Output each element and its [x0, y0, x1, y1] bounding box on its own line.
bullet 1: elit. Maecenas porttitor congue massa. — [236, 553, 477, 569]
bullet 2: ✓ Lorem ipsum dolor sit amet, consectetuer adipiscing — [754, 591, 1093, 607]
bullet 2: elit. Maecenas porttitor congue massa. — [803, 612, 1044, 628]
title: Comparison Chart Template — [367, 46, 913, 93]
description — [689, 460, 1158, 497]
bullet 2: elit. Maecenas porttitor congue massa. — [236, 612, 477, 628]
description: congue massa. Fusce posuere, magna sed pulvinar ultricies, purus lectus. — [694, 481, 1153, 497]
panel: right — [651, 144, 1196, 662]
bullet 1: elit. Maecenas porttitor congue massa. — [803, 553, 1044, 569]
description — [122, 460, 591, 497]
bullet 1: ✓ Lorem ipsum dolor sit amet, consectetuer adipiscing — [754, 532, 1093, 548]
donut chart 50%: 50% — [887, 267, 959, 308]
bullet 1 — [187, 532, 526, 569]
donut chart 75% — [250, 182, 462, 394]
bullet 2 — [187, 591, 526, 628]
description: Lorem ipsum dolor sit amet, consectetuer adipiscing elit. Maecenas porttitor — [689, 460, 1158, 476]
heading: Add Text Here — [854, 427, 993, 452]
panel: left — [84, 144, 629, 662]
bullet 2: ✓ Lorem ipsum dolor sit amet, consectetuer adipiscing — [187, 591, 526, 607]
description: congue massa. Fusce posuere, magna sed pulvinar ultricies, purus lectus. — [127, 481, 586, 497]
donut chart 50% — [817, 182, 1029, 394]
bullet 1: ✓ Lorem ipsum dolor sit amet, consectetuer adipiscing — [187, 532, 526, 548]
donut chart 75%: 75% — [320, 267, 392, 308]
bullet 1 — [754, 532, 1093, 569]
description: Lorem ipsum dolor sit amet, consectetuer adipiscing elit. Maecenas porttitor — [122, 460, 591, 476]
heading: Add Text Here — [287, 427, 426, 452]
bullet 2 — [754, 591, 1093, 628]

## [DESCRIPTION OF THE TASK]
Count the lines in the entries above that contain the string "posuere", treating uppercase and lowercase as different. Reply with the number alone.

## [PROBLEM SOLUTION]
2